### Short task:
Could you convert everything in the data from the line containing "app-checkbox[interactable]: ✓ <box>202 446" down to the line containing "app-list-row[interactable]: Canon IJScanner2" into a Markdown table with the columns Row and Entry, numbering each line and leaving out any blank ones?
start
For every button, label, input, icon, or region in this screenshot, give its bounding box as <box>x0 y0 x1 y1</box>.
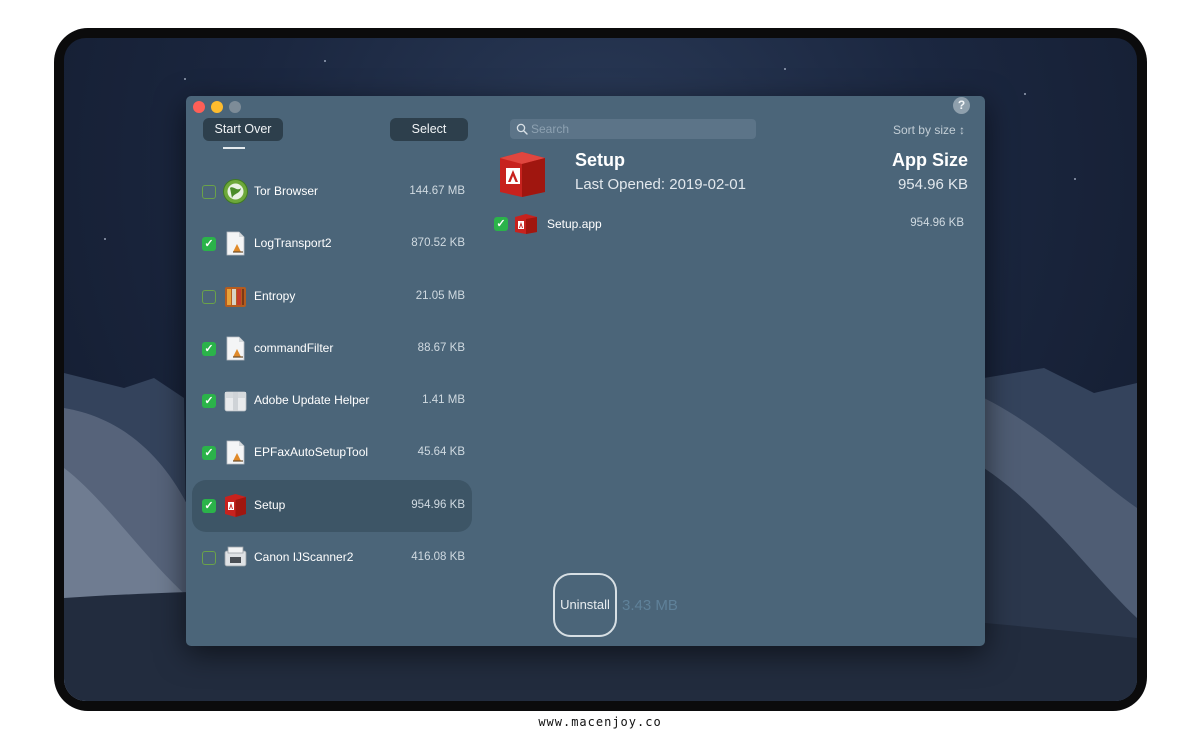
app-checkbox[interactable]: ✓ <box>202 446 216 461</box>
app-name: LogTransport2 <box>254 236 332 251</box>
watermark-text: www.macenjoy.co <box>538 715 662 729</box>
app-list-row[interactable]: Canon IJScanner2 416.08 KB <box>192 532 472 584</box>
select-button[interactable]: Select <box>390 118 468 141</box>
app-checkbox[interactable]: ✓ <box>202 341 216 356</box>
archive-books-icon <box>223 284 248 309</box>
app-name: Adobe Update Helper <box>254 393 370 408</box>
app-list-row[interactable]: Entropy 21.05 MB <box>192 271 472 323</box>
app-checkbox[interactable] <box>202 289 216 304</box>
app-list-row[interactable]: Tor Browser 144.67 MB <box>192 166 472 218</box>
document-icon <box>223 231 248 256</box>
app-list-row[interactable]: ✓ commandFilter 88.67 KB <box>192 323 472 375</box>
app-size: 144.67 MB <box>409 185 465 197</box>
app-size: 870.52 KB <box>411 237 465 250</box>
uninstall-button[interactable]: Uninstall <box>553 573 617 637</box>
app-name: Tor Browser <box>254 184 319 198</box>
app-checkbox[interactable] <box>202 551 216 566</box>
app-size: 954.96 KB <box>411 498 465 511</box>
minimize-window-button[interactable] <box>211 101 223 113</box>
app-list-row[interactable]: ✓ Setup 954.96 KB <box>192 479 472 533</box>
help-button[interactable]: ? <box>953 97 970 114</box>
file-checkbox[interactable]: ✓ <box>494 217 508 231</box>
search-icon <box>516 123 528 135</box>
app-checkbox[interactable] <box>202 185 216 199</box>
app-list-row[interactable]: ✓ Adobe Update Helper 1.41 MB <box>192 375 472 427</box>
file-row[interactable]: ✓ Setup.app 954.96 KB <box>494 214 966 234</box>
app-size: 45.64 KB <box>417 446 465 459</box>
end
### Answer in full:
| Row | Entry |
|---|---|
| 1 | app-checkbox[interactable]: ✓ <box>202 446 216 461</box> |
| 2 | app-name: LogTransport2 <box>254 236 332 251</box> |
| 3 | watermark-text: www.macenjoy.co <box>538 715 662 729</box> |
| 4 | app-list-row[interactable]: Canon IJScanner2 416.08 KB <box>192 532 472 584</box> |